Stored data
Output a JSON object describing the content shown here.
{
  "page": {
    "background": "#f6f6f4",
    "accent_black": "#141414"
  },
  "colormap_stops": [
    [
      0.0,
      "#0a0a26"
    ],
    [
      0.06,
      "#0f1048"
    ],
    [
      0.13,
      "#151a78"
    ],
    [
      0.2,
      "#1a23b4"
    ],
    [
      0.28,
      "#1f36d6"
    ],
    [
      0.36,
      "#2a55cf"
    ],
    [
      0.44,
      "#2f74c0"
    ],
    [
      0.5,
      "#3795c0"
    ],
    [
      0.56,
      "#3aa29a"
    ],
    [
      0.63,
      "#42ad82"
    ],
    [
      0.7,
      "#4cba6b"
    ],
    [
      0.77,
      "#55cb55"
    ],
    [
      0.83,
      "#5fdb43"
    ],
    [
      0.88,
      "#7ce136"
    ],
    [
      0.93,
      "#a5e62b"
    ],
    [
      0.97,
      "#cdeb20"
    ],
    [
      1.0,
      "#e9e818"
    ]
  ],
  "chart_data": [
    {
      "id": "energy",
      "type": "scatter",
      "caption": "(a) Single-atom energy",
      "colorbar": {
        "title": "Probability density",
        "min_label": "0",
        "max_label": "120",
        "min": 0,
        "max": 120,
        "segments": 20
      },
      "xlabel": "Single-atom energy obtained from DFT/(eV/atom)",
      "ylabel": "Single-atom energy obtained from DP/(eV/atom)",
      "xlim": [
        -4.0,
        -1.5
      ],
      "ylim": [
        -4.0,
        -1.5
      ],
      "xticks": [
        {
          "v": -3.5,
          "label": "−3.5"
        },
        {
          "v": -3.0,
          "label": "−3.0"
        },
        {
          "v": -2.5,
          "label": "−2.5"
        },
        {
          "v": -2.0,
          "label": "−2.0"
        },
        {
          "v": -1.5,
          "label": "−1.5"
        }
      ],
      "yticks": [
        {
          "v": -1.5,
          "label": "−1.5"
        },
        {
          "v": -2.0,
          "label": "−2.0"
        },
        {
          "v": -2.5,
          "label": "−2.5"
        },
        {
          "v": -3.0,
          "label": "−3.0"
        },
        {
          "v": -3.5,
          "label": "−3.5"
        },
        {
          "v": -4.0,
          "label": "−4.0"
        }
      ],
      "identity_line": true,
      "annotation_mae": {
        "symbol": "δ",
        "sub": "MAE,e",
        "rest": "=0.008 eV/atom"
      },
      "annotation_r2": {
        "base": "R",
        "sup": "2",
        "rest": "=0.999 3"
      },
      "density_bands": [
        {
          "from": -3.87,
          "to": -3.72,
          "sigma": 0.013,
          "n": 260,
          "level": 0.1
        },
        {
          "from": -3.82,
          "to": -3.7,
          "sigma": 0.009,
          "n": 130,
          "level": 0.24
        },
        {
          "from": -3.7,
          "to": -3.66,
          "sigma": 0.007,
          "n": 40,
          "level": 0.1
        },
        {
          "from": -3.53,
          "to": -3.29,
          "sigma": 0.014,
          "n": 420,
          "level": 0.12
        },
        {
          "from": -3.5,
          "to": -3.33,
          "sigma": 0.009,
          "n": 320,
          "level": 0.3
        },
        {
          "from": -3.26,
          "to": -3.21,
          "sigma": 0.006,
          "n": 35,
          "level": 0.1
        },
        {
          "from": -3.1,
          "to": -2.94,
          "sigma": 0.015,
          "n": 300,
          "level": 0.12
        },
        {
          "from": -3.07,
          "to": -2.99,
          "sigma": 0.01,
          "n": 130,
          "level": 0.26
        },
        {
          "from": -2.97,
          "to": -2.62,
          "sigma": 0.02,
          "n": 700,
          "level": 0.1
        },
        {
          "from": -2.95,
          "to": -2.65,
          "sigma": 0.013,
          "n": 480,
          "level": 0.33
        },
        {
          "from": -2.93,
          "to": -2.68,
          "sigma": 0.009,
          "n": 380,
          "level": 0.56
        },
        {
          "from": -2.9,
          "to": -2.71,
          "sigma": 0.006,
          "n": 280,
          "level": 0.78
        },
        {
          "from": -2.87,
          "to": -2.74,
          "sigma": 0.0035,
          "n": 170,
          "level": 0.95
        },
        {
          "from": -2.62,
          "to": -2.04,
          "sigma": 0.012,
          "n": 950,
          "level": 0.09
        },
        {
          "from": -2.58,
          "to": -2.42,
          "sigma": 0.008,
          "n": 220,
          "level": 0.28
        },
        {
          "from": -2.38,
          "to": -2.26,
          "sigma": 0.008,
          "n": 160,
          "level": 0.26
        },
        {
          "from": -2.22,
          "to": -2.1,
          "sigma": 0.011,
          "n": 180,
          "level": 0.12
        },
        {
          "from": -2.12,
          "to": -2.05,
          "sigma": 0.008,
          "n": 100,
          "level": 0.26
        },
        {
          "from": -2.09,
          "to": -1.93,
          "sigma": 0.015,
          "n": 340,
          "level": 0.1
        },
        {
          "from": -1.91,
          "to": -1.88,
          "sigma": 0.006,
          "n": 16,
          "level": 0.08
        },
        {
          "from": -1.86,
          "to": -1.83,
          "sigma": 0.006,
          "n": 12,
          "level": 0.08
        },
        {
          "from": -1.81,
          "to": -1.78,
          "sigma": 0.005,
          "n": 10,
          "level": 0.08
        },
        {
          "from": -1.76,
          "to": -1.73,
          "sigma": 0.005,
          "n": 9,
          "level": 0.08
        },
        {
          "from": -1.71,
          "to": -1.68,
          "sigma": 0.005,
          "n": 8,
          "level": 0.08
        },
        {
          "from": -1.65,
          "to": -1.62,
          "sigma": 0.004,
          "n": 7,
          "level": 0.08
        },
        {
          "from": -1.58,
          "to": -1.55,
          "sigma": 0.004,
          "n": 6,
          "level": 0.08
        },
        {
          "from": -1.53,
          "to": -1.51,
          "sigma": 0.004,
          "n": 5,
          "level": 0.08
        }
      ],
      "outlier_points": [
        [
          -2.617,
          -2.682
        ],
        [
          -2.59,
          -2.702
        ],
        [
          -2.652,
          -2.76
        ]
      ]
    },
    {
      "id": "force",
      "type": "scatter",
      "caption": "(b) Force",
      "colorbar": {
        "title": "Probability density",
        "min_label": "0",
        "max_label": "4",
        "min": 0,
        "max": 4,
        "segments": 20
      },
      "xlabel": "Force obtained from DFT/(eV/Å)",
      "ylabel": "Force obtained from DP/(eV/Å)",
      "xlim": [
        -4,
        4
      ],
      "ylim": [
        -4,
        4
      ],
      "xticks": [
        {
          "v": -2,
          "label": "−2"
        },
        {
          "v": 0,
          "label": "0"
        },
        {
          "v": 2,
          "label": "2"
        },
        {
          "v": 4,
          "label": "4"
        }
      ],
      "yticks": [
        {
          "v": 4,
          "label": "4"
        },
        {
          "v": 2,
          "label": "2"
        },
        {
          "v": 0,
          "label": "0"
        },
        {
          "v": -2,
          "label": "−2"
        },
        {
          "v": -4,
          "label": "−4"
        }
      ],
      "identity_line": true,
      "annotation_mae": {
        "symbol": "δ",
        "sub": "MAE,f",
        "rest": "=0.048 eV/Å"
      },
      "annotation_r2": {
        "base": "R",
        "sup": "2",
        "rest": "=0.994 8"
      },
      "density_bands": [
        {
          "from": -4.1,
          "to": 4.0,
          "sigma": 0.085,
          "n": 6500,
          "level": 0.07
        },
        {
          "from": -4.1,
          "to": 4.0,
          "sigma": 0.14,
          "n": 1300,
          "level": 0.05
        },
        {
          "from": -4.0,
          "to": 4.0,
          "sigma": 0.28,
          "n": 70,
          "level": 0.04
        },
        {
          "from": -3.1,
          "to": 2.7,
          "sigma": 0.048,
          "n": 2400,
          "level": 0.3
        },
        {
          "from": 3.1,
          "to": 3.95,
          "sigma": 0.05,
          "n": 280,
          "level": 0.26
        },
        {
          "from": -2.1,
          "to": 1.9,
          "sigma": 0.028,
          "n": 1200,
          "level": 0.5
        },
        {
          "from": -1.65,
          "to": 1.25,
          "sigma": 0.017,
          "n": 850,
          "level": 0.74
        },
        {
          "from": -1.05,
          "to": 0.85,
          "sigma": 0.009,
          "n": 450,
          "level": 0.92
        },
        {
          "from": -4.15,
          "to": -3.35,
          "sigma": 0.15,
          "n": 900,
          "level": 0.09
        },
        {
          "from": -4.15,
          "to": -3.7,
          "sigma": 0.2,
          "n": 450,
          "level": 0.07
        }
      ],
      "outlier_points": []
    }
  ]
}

Exercise objective: Filter the entries and copy out every line with the word "energy".

Answer to this task:
      "id": "energy",
      "caption": "(a) Single-atom energy",
      "xlabel": "Single-atom energy obtained from DFT/(eV/atom)",
      "ylabel": "Single-atom energy obtained from DP/(eV/atom)",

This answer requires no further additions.